### To be done:
Transcribe the listing below word for word.

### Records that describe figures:
____

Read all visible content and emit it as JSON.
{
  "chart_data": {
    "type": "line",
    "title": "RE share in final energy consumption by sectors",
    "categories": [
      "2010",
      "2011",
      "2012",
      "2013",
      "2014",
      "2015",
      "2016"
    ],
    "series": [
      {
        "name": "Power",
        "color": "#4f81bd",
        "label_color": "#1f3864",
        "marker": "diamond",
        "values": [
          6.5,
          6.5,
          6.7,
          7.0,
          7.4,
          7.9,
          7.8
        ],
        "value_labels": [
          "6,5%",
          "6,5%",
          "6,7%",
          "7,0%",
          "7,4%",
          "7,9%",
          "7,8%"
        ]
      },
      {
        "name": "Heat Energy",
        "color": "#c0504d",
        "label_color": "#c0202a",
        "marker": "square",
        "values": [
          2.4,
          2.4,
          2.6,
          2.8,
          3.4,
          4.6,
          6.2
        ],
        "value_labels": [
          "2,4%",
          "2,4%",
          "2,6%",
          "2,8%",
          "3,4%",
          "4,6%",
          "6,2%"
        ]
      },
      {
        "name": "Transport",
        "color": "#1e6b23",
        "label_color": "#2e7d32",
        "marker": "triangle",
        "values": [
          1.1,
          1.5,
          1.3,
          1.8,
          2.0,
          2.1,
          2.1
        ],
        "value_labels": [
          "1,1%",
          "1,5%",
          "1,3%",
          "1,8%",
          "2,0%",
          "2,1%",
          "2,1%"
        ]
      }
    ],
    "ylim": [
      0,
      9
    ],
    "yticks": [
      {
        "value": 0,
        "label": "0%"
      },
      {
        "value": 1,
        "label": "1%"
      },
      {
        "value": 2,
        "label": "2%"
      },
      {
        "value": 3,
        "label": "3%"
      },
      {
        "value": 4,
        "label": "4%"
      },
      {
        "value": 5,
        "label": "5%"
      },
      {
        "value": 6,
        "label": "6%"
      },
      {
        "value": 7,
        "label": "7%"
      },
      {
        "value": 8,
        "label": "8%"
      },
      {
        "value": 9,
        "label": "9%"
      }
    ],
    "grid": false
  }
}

____

### Task solution:
Read all visible content and emit it as JSON.
{
  "chart_data": {
    "type": "line",
    "title": "RE share in final energy consumption by sectors",
    "categories": [
      "2010",
      "2011",
      "2012",
      "2013",
      "2014",
      "2015",
      "2016"
    ],
    "series": [
      {
        "name": "Power",
        "color": "#4f81bd",
        "label_color": "#1f3864",
        "marker": "diamond",
        "values": [
          6.5,
          6.5,
          6.7,
          7.0,
          7.4,
          7.9,
          7.8
        ],
        "value_labels": [
          "6,5%",
          "6,5%",
          "6,7%",
          "7,0%",
          "7,4%",
          "7,9%",
          "7,8%"
        ]
      },
      {
        "name": "Heat Energy",
        "color": "#c0504d",
        "label_color": "#c0202a",
        "marker": "square",
        "values": [
          2.4,
          2.4,
          2.6,
          2.8,
          3.4,
          4.6,
          6.2
        ],
        "value_labels": [
          "2,4%",
          "2,4%",
          "2,6%",
          "2,8%",
          "3,4%",
          "4,6%",
          "6,2%"
        ]
      },
      {
        "name": "Transport",
        "color": "#1e6b23",
        "label_color": "#2e7d32",
        "marker": "triangle",
        "values": [
          1.1,
          1.5,
          1.3,
          1.8,
          2.0,
          2.1,
          2.1
        ],
        "value_labels": [
          "1,1%",
          "1,5%",
          "1,3%",
          "1,8%",
          "2,0%",
          "2,1%",
          "2,1%"
        ]
      }
    ],
    "ylim": [
      0,
      9
    ],
    "yticks": [
      {
        "value": 0,
        "label": "0%"
      },
      {
        "value": 1,
        "label": "1%"
      },
      {
        "value": 2,
        "label": "2%"
      },
      {
        "value": 3,
        "label": "3%"
      },
      {
        "value": 4,
        "label": "4%"
      },
      {
        "value": 5,
        "label": "5%"
      },
      {
        "value": 6,
        "label": "6%"
      },
      {
        "value": 7,
        "label": "7%"
      },
      {
        "value": 8,
        "label": "8%"
      },
      {
        "value": 9,
        "label": "9%"
      }
    ],
    "grid": false
  }
}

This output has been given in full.